DATA RECORDS:
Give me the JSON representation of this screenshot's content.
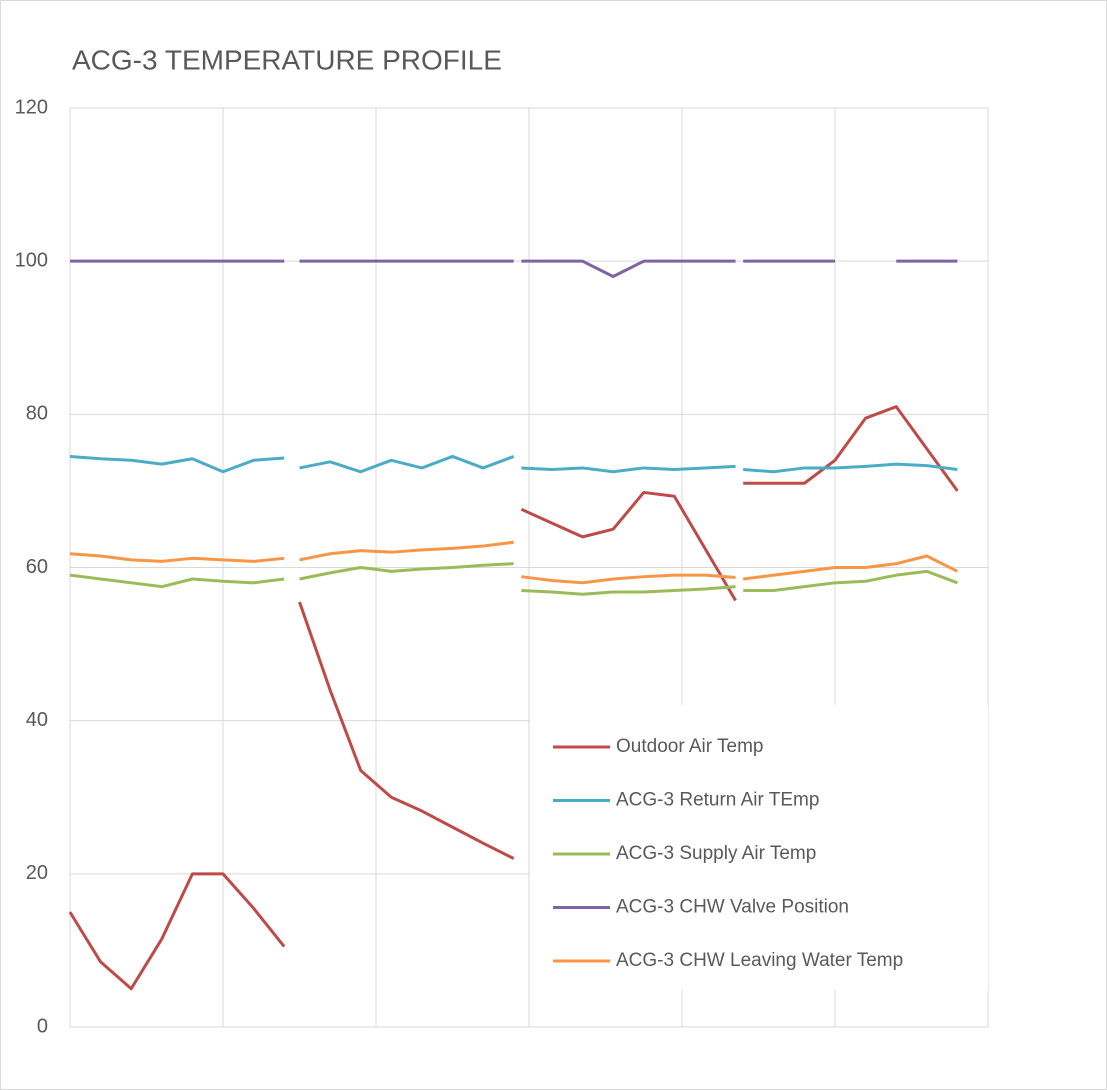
{
  "chart_data": {
    "type": "line",
    "title": "ACG-3 TEMPERATURE PROFILE",
    "x": [
      0,
      0.2,
      0.4,
      0.6,
      0.8,
      1.0,
      1.2,
      1.4,
      1.45,
      1.5,
      1.7,
      1.9,
      2.1,
      2.3,
      2.5,
      2.7,
      2.9,
      2.92,
      2.95,
      3.15,
      3.35,
      3.55,
      3.75,
      3.95,
      4.15,
      4.35,
      4.37,
      4.4,
      4.6,
      4.8,
      5.0,
      5.2,
      5.4,
      5.6,
      5.8
    ],
    "xlim": [
      0,
      6
    ],
    "xticks": [
      0,
      1,
      2,
      3,
      4,
      5,
      6
    ],
    "ylim": [
      0,
      120
    ],
    "yticks": [
      0,
      20,
      40,
      60,
      80,
      100,
      120
    ],
    "grid": true,
    "legend": "lower right",
    "series": [
      {
        "name": "Outdoor Air Temp",
        "color": "#be4b48",
        "values": [
          15,
          8.5,
          5,
          11.5,
          20,
          20,
          15.5,
          10.5,
          null,
          55.5,
          44,
          33.5,
          30,
          28.2,
          26.1,
          24,
          22,
          null,
          67.6,
          65.8,
          64,
          65,
          69.8,
          69.3,
          62.5,
          55.7,
          null,
          71,
          71,
          71,
          74,
          79.5,
          81,
          75.5,
          70
        ]
      },
      {
        "name": "ACG-3 Return Air TEmp",
        "color": "#4bacc6",
        "values": [
          74.5,
          74.2,
          74,
          73.5,
          74.2,
          72.5,
          74,
          74.3,
          null,
          73,
          73.8,
          72.5,
          74,
          73,
          74.5,
          73,
          74.5,
          null,
          73,
          72.8,
          73,
          72.5,
          73,
          72.8,
          73,
          73.2,
          null,
          72.8,
          72.5,
          73,
          73,
          73.2,
          73.5,
          73.3,
          72.8
        ]
      },
      {
        "name": "ACG-3 Supply Air Temp",
        "color": "#9bbb59",
        "values": [
          59,
          58.5,
          58,
          57.5,
          58.5,
          58.2,
          58,
          58.5,
          null,
          58.5,
          59.3,
          60,
          59.5,
          59.8,
          60,
          60.3,
          60.5,
          null,
          57,
          56.8,
          56.5,
          56.8,
          56.8,
          57,
          57.2,
          57.5,
          null,
          57,
          57,
          57.5,
          58,
          58.2,
          59,
          59.5,
          58
        ]
      },
      {
        "name": "ACG-3 CHW Valve Position",
        "color": "#8064a2",
        "values": [
          100,
          100,
          100,
          100,
          100,
          100,
          100,
          100,
          null,
          100,
          100,
          100,
          100,
          100,
          100,
          100,
          100,
          null,
          100,
          100,
          100,
          98,
          100,
          100,
          100,
          100,
          null,
          100,
          100,
          100,
          100,
          null,
          100,
          100,
          100
        ]
      },
      {
        "name": "ACG-3 CHW Leaving Water Temp",
        "color": "#f79646",
        "values": [
          61.8,
          61.5,
          61,
          60.8,
          61.2,
          61,
          60.8,
          61.2,
          null,
          61,
          61.8,
          62.2,
          62,
          62.3,
          62.5,
          62.8,
          63.3,
          null,
          58.8,
          58.3,
          58,
          58.5,
          58.8,
          59,
          59,
          58.7,
          null,
          58.5,
          59,
          59.5,
          60,
          60,
          60.5,
          61.5,
          59.5
        ]
      }
    ]
  }
}
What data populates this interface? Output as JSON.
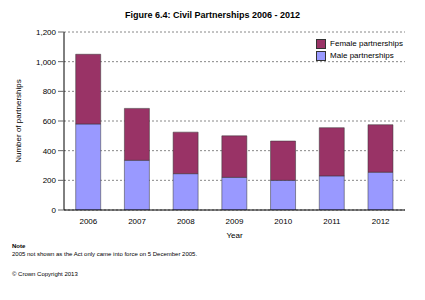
{
  "chart_data": {
    "type": "bar",
    "title": "Figure 6.4: Civil Partnerships 2006 - 2012",
    "x_label": "Year",
    "y_label": "Number of partnerships",
    "categories": [
      "2006",
      "2007",
      "2008",
      "2009",
      "2010",
      "2011",
      "2012"
    ],
    "series": [
      {
        "name": "Female partnerships",
        "color": "#993366",
        "values": [
          470,
          350,
          280,
          280,
          265,
          325,
          320
        ]
      },
      {
        "name": "Male partnerships",
        "color": "#9999ff",
        "values": [
          580,
          335,
          245,
          220,
          200,
          230,
          255
        ]
      }
    ],
    "stacked": true,
    "ylim": [
      0,
      1200
    ],
    "yticks": [
      0,
      200,
      400,
      600,
      800,
      {
        "value": 1000,
        "label": "1,000"
      },
      {
        "value": 1200,
        "label": "1,200"
      }
    ],
    "grid": true,
    "legend": "upper right",
    "notes": [
      "Note",
      "2005 not shown as the Act only came into force on 5 December 2005."
    ],
    "footer": "© Crown Copyright 2013"
  }
}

TASK TO CARRY OUT:
Gather each line from the listing above that holds "title".

FINISHED TASK:
    "title": "ACG-3 TEMPERATURE PROFILE",
    "title": "Figure 6.4: Civil Partnerships 2006 - 2012",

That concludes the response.